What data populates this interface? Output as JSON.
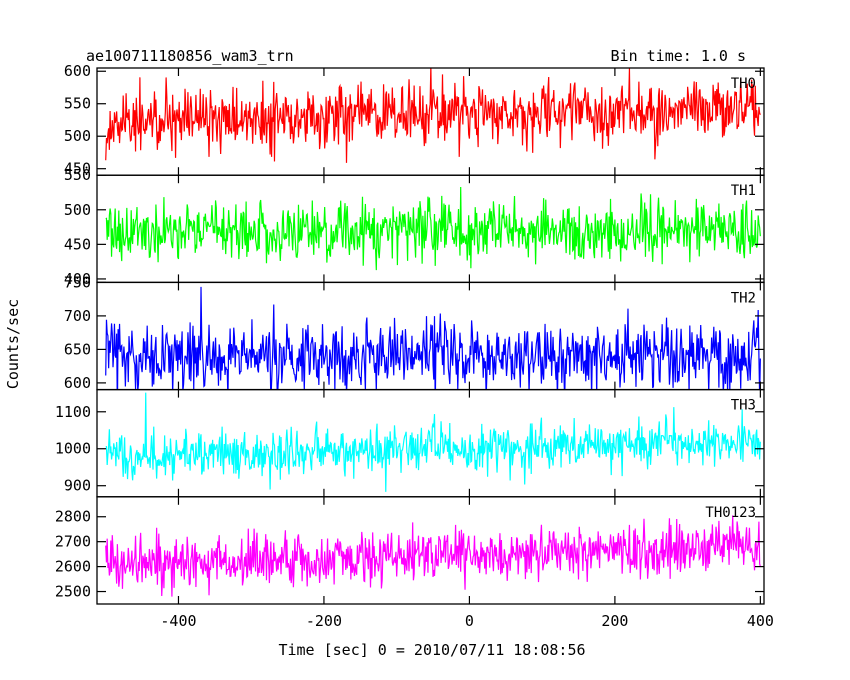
{
  "chart_data": {
    "type": "line",
    "title": "ae100711180856_wam3_trn",
    "bin_time": "Bin time: 1.0 s",
    "xlabel": "Time [sec] 0 = 2010/07/11 18:08:56",
    "ylabel": "Counts/sec",
    "xlim": [
      -512,
      405
    ],
    "x_ticks": [
      -400,
      -200,
      0,
      200,
      400
    ],
    "x_range": [
      -500,
      400
    ],
    "x_step": 1,
    "series": [
      {
        "name": "TH0",
        "color": "#ff0000",
        "ylim": [
          440,
          605
        ],
        "y_ticks": [
          450,
          500,
          550,
          600
        ],
        "mean_start": 520,
        "mean_end": 545,
        "amplitude": 24
      },
      {
        "name": "TH1",
        "color": "#00ff00",
        "ylim": [
          395,
          550
        ],
        "y_ticks": [
          400,
          450,
          500,
          550
        ],
        "mean_start": 470,
        "mean_end": 470,
        "amplitude": 22
      },
      {
        "name": "TH2",
        "color": "#0000ff",
        "ylim": [
          590,
          750
        ],
        "y_ticks": [
          600,
          650,
          700,
          750
        ],
        "mean_start": 640,
        "mean_end": 640,
        "amplitude": 26
      },
      {
        "name": "TH3",
        "color": "#00ffff",
        "ylim": [
          870,
          1160
        ],
        "y_ticks": [
          900,
          1000,
          1100
        ],
        "mean_start": 980,
        "mean_end": 1020,
        "amplitude": 32
      },
      {
        "name": "TH0123",
        "color": "#ff00ff",
        "ylim": [
          2450,
          2880
        ],
        "y_ticks": [
          2500,
          2600,
          2700,
          2800
        ],
        "mean_start": 2610,
        "mean_end": 2680,
        "amplitude": 52
      }
    ]
  }
}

━━━━

● Problem to solve
Transcribe the material exactly, keeping every word and none of the pictures.

● Result below
What data populates this interface? Output as JSON.
{
  "chart_data": {
    "type": "line",
    "title": "ae100711180856_wam3_trn",
    "bin_time": "Bin time: 1.0 s",
    "xlabel": "Time [sec] 0 = 2010/07/11 18:08:56",
    "ylabel": "Counts/sec",
    "xlim": [
      -512,
      405
    ],
    "x_ticks": [
      -400,
      -200,
      0,
      200,
      400
    ],
    "x_range": [
      -500,
      400
    ],
    "x_step": 1,
    "series": [
      {
        "name": "TH0",
        "color": "#ff0000",
        "ylim": [
          440,
          605
        ],
        "y_ticks": [
          450,
          500,
          550,
          600
        ],
        "mean_start": 520,
        "mean_end": 545,
        "amplitude": 24
      },
      {
        "name": "TH1",
        "color": "#00ff00",
        "ylim": [
          395,
          550
        ],
        "y_ticks": [
          400,
          450,
          500,
          550
        ],
        "mean_start": 470,
        "mean_end": 470,
        "amplitude": 22
      },
      {
        "name": "TH2",
        "color": "#0000ff",
        "ylim": [
          590,
          750
        ],
        "y_ticks": [
          600,
          650,
          700,
          750
        ],
        "mean_start": 640,
        "mean_end": 640,
        "amplitude": 26
      },
      {
        "name": "TH3",
        "color": "#00ffff",
        "ylim": [
          870,
          1160
        ],
        "y_ticks": [
          900,
          1000,
          1100
        ],
        "mean_start": 980,
        "mean_end": 1020,
        "amplitude": 32
      },
      {
        "name": "TH0123",
        "color": "#ff00ff",
        "ylim": [
          2450,
          2880
        ],
        "y_ticks": [
          2500,
          2600,
          2700,
          2800
        ],
        "mean_start": 2610,
        "mean_end": 2680,
        "amplitude": 52
      }
    ]
  }
}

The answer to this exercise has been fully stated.